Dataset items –
========================================================================

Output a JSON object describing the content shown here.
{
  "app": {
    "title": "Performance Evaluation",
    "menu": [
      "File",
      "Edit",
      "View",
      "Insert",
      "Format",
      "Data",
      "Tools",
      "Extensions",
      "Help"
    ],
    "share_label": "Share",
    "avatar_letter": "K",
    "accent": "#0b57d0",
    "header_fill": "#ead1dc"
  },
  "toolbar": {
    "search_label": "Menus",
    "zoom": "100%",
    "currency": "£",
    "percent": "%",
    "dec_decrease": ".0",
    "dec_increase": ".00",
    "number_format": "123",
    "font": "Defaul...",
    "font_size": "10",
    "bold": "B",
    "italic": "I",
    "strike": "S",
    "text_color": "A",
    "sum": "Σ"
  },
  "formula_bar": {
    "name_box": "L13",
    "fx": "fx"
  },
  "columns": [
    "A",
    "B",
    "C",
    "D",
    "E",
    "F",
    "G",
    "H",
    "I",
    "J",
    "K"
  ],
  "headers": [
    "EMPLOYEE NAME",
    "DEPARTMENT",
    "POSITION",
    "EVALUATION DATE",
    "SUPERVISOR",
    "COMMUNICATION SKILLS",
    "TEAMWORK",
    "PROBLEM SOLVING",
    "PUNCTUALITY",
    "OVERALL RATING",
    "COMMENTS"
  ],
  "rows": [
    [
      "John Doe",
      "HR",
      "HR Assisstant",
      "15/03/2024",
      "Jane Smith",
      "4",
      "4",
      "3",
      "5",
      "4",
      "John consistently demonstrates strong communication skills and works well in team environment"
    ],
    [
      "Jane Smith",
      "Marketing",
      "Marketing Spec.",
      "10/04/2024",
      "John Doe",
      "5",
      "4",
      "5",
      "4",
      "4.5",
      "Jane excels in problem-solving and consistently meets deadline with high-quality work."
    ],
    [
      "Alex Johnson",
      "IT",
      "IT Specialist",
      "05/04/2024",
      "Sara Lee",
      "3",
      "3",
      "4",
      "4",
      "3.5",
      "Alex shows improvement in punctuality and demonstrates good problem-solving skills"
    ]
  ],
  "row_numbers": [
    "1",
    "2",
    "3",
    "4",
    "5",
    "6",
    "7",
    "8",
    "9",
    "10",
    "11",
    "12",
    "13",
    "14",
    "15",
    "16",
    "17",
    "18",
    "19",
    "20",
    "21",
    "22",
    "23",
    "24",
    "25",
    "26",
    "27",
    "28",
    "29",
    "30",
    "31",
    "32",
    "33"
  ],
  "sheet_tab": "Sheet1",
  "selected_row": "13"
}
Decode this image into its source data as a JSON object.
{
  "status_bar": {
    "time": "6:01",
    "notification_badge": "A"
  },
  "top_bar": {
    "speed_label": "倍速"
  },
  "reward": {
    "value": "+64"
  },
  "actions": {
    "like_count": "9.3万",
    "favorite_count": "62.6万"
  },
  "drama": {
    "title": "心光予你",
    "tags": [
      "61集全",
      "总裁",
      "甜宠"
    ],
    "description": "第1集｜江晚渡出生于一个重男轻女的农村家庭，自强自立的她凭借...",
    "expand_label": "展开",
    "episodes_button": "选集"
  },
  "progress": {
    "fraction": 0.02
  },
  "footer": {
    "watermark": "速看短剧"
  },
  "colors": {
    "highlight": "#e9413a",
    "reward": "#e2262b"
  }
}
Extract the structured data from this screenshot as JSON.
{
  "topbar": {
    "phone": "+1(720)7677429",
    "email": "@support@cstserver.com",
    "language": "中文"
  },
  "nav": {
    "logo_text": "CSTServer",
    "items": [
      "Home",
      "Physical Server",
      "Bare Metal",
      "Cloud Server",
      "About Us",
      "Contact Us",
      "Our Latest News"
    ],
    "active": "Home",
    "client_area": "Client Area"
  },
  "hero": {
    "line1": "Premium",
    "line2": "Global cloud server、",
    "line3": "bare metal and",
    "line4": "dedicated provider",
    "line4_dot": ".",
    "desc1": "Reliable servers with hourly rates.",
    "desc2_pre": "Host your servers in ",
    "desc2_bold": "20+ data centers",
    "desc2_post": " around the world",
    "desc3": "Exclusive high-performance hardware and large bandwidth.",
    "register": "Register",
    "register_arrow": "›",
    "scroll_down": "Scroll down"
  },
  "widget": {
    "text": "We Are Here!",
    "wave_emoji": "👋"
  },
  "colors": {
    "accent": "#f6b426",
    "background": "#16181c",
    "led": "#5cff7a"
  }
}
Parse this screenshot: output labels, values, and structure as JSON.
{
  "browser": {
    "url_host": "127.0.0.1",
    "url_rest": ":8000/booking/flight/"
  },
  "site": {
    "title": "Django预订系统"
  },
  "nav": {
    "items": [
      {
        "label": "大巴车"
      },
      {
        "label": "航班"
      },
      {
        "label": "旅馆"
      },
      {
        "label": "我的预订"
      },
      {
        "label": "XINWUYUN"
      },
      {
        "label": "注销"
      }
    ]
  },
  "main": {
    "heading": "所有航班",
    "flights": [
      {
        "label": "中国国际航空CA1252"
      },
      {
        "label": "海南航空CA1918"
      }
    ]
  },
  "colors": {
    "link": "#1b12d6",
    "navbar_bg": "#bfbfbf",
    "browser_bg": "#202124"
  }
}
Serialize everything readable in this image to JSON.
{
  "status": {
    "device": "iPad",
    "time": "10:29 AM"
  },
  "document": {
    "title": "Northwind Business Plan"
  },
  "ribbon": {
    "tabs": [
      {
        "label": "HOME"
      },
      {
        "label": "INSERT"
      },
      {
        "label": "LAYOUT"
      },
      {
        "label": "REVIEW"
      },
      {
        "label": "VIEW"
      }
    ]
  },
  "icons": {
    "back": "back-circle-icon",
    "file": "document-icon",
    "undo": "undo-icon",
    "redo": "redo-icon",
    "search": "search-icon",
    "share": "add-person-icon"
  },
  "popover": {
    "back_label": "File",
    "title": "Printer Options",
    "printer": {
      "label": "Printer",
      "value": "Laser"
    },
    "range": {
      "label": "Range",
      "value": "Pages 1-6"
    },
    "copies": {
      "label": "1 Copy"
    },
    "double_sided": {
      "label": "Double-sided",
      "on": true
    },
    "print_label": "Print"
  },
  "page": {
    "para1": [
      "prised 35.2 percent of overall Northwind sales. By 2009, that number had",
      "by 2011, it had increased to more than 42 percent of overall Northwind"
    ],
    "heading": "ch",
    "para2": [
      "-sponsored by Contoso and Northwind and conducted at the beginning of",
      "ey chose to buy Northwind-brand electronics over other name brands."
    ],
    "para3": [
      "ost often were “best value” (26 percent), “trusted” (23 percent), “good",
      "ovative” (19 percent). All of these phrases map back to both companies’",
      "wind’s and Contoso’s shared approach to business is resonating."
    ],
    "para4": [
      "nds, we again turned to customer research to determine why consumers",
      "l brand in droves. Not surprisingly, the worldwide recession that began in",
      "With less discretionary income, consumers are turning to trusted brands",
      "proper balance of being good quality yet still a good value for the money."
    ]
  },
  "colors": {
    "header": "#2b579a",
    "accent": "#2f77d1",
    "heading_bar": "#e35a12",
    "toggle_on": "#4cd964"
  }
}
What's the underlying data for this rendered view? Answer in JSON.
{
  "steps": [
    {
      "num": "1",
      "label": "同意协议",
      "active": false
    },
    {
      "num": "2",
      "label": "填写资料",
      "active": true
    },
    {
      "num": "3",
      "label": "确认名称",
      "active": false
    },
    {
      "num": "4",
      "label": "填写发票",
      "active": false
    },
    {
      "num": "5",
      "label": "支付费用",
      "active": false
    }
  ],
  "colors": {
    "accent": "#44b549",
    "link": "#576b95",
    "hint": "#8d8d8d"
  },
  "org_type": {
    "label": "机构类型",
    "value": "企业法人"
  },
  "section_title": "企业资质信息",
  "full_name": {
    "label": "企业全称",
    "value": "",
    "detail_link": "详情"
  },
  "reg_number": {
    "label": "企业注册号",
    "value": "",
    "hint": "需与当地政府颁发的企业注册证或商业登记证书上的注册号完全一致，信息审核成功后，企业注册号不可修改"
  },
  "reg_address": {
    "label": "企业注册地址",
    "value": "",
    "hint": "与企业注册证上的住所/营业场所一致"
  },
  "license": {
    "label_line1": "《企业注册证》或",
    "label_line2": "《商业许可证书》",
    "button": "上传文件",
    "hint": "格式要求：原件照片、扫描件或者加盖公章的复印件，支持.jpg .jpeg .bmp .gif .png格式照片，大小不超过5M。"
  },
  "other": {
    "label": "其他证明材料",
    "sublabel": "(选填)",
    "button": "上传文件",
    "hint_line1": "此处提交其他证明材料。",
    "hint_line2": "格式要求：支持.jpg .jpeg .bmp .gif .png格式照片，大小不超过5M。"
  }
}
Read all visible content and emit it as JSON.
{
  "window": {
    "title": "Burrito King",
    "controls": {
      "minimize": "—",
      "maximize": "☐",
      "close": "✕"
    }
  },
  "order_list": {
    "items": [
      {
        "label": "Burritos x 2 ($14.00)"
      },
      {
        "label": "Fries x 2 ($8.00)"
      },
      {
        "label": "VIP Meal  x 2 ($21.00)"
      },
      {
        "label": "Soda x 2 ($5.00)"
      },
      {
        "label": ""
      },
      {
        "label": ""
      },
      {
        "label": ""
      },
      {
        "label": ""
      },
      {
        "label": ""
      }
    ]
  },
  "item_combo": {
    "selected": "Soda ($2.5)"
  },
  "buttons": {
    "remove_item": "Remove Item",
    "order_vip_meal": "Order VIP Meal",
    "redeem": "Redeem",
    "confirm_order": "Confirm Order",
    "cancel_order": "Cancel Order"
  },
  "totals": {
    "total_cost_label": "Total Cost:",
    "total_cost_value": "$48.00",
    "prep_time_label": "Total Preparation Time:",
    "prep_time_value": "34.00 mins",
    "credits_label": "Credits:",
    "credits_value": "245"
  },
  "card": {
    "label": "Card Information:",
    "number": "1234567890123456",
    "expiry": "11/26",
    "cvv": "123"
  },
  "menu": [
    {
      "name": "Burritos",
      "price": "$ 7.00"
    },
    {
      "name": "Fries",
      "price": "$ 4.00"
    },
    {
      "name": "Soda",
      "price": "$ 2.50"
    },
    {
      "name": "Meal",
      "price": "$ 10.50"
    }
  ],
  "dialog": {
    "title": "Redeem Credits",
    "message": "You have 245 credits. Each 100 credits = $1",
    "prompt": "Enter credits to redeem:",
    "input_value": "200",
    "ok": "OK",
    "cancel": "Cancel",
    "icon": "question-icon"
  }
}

========================================================================

EXERCISE DIRECTIONS – Read the data above and pull out each line that holds the string "other".

WRITTEN RESPONSE –
      "ey chose to buy Northwind-brand electronics over other name brands."
  "other": {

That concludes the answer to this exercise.